» **STATED GOAL**
Track down each line that has the word "Self" and copy it.

» **RECORDS PROVIDED**
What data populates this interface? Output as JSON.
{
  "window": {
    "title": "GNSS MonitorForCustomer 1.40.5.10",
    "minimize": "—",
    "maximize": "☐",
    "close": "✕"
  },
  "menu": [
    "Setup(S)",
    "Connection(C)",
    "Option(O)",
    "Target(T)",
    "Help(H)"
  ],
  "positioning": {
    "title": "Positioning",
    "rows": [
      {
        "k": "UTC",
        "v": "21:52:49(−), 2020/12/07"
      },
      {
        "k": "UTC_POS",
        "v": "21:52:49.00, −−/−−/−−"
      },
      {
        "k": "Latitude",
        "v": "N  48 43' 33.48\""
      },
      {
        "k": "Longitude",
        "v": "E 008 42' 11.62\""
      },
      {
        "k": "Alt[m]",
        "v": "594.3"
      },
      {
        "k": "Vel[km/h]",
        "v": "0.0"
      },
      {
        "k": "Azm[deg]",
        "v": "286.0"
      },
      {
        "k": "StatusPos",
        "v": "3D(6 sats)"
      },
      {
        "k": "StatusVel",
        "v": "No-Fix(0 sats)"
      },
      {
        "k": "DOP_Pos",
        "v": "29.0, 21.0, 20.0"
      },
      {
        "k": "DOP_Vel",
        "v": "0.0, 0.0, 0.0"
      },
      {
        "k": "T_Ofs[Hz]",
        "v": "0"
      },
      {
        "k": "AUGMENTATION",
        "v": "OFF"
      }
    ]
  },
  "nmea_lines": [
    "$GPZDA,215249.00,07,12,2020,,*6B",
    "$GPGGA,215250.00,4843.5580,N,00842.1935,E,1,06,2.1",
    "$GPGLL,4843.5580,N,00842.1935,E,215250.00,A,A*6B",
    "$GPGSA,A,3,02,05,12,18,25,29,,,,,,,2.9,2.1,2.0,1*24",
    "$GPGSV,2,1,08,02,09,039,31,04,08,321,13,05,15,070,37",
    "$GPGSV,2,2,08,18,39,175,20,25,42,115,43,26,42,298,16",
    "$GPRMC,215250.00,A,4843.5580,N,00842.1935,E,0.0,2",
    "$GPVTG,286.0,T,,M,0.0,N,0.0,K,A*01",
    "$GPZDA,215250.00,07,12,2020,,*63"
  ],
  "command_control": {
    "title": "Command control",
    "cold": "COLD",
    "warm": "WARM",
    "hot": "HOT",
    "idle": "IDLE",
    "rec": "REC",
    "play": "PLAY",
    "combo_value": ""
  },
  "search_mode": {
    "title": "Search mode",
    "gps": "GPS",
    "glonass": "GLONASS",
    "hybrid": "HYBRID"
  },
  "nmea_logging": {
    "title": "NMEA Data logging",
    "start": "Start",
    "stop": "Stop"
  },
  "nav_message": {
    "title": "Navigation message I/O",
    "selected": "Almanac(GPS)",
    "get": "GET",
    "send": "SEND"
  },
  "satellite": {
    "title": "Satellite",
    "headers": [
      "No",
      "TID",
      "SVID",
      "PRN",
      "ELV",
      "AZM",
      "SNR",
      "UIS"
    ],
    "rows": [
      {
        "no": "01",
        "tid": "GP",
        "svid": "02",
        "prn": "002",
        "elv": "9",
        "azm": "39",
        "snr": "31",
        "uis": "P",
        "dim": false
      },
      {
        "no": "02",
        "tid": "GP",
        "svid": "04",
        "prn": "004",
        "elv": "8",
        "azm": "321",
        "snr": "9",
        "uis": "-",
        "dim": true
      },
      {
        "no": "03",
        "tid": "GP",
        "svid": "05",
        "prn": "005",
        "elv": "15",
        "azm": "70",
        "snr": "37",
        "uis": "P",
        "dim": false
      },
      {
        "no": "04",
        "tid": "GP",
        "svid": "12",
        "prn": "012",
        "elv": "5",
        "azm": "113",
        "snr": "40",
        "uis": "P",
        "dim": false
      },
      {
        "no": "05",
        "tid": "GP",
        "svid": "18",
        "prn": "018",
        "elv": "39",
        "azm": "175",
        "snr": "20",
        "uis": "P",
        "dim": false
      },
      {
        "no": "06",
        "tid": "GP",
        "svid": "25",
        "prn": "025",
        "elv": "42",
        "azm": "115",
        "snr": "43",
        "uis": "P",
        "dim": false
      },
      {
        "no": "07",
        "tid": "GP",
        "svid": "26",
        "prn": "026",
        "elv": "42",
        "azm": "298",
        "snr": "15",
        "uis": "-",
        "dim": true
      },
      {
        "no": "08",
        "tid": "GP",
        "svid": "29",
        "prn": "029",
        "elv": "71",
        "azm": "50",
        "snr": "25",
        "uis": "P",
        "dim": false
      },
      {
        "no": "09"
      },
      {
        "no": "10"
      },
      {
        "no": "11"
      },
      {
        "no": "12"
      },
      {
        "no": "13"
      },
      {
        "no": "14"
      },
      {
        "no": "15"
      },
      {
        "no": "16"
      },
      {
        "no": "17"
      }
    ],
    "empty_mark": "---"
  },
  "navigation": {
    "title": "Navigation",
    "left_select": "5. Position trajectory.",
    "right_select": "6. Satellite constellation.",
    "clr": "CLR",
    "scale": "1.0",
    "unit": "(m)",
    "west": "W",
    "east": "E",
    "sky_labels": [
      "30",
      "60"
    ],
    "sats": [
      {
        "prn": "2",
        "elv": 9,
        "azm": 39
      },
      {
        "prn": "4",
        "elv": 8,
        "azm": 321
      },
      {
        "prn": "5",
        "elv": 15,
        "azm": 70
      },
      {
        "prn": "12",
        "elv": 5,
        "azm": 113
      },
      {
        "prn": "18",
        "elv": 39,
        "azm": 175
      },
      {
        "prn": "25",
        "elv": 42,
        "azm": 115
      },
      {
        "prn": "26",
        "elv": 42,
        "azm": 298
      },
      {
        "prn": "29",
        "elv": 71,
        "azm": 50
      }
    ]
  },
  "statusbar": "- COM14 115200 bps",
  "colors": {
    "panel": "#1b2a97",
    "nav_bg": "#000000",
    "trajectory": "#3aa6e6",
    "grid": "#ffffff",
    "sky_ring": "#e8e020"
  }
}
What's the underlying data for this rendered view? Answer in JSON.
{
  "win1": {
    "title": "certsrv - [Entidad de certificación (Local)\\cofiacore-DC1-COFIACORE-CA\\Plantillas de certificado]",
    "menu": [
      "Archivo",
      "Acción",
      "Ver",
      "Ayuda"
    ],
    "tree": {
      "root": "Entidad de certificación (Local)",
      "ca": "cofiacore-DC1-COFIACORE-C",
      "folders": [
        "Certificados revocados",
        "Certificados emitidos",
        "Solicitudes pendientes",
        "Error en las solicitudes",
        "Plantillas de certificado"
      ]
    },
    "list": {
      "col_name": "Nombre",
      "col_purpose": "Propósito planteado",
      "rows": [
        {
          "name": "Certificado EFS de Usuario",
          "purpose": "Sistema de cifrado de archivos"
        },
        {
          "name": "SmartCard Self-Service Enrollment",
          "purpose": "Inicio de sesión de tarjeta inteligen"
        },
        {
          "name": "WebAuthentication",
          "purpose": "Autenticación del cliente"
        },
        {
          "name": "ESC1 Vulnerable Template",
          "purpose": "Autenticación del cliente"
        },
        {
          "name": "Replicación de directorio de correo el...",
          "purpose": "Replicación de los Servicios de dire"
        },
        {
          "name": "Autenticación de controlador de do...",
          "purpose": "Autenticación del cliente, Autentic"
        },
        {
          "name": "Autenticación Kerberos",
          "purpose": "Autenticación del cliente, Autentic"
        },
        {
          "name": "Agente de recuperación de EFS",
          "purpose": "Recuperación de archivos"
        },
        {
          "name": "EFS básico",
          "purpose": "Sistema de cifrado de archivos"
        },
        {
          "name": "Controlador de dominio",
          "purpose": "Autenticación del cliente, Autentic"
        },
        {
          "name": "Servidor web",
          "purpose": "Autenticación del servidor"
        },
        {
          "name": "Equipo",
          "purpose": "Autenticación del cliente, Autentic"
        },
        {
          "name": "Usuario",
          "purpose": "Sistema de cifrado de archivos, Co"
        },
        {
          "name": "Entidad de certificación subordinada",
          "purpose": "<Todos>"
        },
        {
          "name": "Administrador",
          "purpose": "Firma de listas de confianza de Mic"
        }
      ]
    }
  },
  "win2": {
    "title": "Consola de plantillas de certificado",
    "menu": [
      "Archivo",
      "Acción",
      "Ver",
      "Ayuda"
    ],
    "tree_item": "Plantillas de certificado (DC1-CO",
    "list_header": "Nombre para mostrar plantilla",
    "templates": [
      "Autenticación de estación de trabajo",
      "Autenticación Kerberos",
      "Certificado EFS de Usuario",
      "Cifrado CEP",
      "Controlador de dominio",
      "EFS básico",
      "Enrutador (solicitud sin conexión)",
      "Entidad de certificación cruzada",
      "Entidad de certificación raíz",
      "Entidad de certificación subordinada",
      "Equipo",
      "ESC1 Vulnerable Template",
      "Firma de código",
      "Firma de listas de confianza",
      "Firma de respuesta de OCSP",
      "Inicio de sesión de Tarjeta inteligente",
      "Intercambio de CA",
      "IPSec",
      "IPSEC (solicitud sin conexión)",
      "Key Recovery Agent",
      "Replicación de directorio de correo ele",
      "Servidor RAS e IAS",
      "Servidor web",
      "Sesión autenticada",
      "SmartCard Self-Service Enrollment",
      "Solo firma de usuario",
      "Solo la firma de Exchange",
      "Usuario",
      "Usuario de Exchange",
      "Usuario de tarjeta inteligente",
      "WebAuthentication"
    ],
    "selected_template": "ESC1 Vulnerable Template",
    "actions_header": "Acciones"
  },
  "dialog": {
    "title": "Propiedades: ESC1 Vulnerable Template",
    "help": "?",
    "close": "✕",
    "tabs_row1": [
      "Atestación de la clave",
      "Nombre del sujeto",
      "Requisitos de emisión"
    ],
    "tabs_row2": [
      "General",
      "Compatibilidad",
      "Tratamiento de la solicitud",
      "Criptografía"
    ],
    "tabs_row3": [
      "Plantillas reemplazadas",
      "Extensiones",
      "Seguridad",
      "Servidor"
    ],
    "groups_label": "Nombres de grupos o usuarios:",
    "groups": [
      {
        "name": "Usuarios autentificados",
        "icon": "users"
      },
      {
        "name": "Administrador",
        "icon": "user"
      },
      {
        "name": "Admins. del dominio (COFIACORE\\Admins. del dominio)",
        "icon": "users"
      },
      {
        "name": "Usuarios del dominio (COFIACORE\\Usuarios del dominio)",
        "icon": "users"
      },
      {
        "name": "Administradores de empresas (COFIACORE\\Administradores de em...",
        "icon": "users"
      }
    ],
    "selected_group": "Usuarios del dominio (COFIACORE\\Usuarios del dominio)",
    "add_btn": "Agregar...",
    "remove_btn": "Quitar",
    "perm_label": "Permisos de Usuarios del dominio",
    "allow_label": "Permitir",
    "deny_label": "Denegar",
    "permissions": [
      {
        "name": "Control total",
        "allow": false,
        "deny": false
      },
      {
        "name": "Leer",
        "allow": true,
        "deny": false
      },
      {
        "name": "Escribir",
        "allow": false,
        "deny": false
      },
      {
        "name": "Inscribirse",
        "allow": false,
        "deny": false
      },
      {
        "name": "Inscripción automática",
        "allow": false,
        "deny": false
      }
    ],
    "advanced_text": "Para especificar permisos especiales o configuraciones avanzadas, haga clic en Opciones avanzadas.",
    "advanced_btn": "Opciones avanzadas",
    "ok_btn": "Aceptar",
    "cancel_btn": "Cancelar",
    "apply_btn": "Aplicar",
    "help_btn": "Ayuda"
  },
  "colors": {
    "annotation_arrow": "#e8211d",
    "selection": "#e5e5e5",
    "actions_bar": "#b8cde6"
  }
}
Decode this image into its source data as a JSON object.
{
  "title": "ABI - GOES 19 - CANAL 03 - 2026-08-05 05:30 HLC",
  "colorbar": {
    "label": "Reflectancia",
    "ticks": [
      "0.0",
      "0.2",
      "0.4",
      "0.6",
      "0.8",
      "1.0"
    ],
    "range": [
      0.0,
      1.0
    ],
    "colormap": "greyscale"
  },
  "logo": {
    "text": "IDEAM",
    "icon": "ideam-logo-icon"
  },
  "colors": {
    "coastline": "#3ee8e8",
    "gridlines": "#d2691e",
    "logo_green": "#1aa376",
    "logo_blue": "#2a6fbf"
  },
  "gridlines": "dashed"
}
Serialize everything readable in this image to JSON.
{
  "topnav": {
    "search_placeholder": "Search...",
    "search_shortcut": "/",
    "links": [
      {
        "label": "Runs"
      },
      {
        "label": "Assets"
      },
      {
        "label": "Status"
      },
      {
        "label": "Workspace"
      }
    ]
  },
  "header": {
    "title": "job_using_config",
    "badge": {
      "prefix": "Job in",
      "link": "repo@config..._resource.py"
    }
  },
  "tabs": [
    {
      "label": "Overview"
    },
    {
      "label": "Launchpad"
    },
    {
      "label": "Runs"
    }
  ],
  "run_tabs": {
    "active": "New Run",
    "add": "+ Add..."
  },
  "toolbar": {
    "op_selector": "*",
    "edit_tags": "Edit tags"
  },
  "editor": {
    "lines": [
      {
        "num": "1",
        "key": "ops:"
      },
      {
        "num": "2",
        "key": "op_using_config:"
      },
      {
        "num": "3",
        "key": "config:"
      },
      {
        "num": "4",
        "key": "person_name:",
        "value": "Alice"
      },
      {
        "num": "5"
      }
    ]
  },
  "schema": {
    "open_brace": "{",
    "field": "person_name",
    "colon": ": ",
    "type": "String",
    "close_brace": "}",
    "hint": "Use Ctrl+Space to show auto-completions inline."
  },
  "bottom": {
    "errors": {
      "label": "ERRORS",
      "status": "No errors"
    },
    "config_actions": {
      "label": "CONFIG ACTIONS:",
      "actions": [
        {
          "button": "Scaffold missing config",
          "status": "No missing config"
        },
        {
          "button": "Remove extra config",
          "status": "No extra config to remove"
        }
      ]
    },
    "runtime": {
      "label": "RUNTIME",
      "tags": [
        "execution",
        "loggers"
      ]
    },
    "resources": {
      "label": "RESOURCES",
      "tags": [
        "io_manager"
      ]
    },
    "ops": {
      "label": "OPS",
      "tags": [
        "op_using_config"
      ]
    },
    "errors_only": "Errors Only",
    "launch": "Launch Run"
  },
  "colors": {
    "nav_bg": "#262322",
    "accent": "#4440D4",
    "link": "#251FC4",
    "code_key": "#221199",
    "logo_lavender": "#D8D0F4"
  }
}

» **SOLUTION**
          "name": "SmartCard Self-Service Enrollment",
      "SmartCard Self-Service Enrollment",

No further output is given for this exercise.